_Aim_:
Give the listing again exactly, omitting its images.

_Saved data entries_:
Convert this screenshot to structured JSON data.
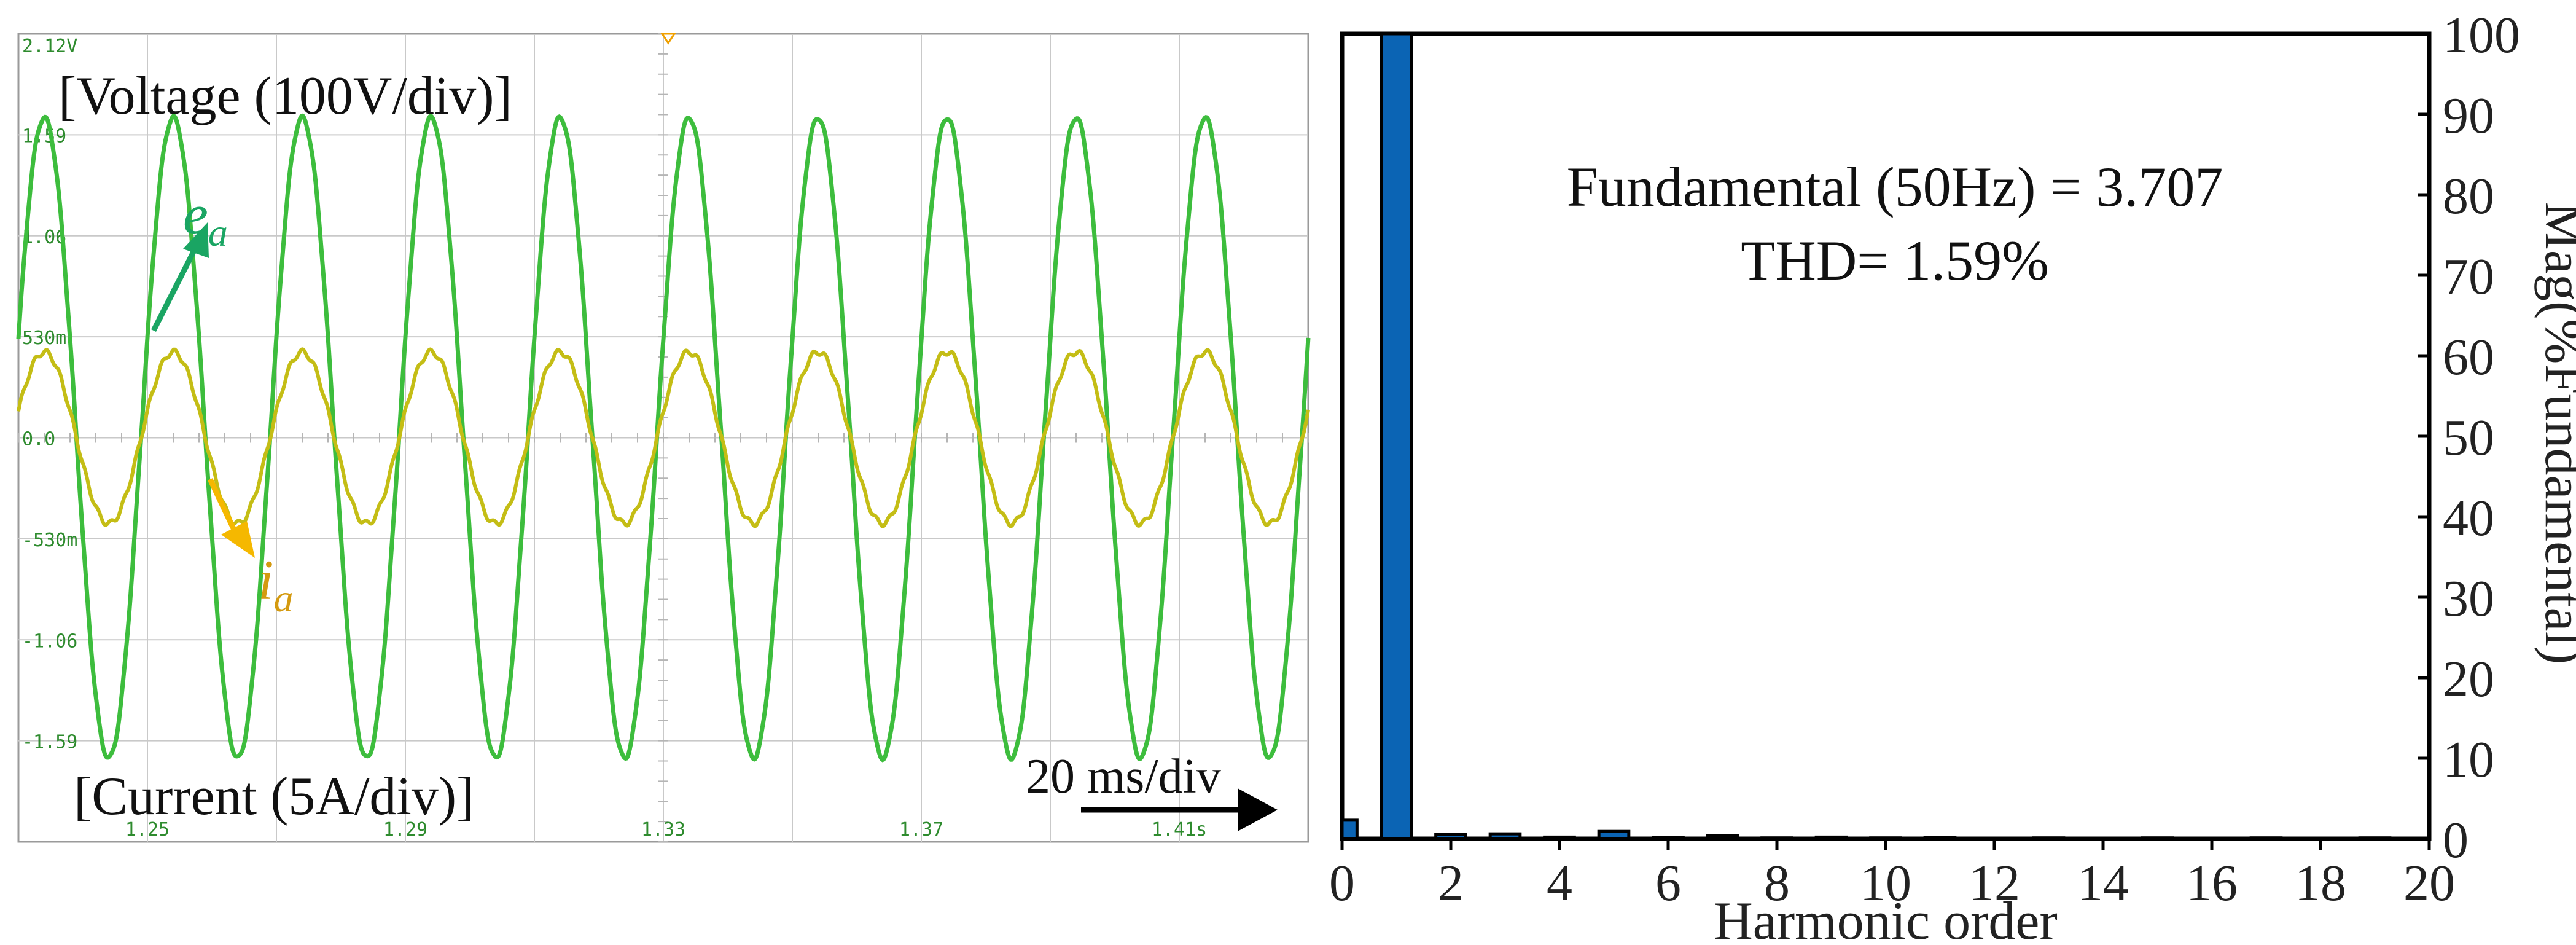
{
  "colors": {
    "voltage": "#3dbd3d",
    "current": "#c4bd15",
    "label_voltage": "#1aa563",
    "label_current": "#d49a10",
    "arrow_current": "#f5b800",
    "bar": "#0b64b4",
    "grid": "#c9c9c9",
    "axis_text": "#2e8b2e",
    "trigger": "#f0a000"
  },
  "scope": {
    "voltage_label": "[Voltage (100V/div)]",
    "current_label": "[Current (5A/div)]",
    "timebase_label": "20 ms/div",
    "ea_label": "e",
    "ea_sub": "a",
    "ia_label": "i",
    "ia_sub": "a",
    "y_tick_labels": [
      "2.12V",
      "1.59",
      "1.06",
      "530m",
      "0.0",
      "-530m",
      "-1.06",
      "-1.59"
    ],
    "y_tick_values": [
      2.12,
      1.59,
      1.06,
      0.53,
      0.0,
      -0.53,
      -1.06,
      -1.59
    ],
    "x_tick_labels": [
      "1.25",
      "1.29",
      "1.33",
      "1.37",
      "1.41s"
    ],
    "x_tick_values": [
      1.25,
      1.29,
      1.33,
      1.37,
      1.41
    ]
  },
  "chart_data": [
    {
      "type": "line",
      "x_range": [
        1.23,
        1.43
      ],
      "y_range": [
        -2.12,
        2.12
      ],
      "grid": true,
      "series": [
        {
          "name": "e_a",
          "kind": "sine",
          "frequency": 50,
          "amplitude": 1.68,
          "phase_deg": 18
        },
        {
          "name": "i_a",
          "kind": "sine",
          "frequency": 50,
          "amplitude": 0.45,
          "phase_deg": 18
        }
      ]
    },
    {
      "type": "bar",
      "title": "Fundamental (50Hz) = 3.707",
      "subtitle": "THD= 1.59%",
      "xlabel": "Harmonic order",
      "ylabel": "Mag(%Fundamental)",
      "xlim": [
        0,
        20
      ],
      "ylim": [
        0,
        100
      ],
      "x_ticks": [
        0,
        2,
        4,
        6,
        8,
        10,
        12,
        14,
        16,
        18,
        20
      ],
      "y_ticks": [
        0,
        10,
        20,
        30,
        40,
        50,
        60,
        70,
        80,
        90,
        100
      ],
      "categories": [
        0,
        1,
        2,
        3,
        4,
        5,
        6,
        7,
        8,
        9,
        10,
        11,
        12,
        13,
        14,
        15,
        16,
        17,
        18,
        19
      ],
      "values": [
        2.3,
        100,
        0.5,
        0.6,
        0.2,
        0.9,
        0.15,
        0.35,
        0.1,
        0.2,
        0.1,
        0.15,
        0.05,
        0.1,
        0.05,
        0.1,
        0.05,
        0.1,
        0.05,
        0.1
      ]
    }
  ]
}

_Result of the task_:
Convert this screenshot to structured JSON data.
{
  "colors": {
    "voltage": "#3dbd3d",
    "current": "#c4bd15",
    "label_voltage": "#1aa563",
    "label_current": "#d49a10",
    "arrow_current": "#f5b800",
    "bar": "#0b64b4",
    "grid": "#c9c9c9",
    "axis_text": "#2e8b2e",
    "trigger": "#f0a000"
  },
  "scope": {
    "voltage_label": "[Voltage (100V/div)]",
    "current_label": "[Current (5A/div)]",
    "timebase_label": "20 ms/div",
    "ea_label": "e",
    "ea_sub": "a",
    "ia_label": "i",
    "ia_sub": "a",
    "y_tick_labels": [
      "2.12V",
      "1.59",
      "1.06",
      "530m",
      "0.0",
      "-530m",
      "-1.06",
      "-1.59"
    ],
    "y_tick_values": [
      2.12,
      1.59,
      1.06,
      0.53,
      0.0,
      -0.53,
      -1.06,
      -1.59
    ],
    "x_tick_labels": [
      "1.25",
      "1.29",
      "1.33",
      "1.37",
      "1.41s"
    ],
    "x_tick_values": [
      1.25,
      1.29,
      1.33,
      1.37,
      1.41
    ]
  },
  "chart_data": [
    {
      "type": "line",
      "x_range": [
        1.23,
        1.43
      ],
      "y_range": [
        -2.12,
        2.12
      ],
      "grid": true,
      "series": [
        {
          "name": "e_a",
          "kind": "sine",
          "frequency": 50,
          "amplitude": 1.68,
          "phase_deg": 18
        },
        {
          "name": "i_a",
          "kind": "sine",
          "frequency": 50,
          "amplitude": 0.45,
          "phase_deg": 18
        }
      ]
    },
    {
      "type": "bar",
      "title": "Fundamental (50Hz) = 3.707",
      "subtitle": "THD= 1.59%",
      "xlabel": "Harmonic order",
      "ylabel": "Mag(%Fundamental)",
      "xlim": [
        0,
        20
      ],
      "ylim": [
        0,
        100
      ],
      "x_ticks": [
        0,
        2,
        4,
        6,
        8,
        10,
        12,
        14,
        16,
        18,
        20
      ],
      "y_ticks": [
        0,
        10,
        20,
        30,
        40,
        50,
        60,
        70,
        80,
        90,
        100
      ],
      "categories": [
        0,
        1,
        2,
        3,
        4,
        5,
        6,
        7,
        8,
        9,
        10,
        11,
        12,
        13,
        14,
        15,
        16,
        17,
        18,
        19
      ],
      "values": [
        2.3,
        100,
        0.5,
        0.6,
        0.2,
        0.9,
        0.15,
        0.35,
        0.1,
        0.2,
        0.1,
        0.15,
        0.05,
        0.1,
        0.05,
        0.1,
        0.05,
        0.1,
        0.05,
        0.1
      ]
    }
  ]
}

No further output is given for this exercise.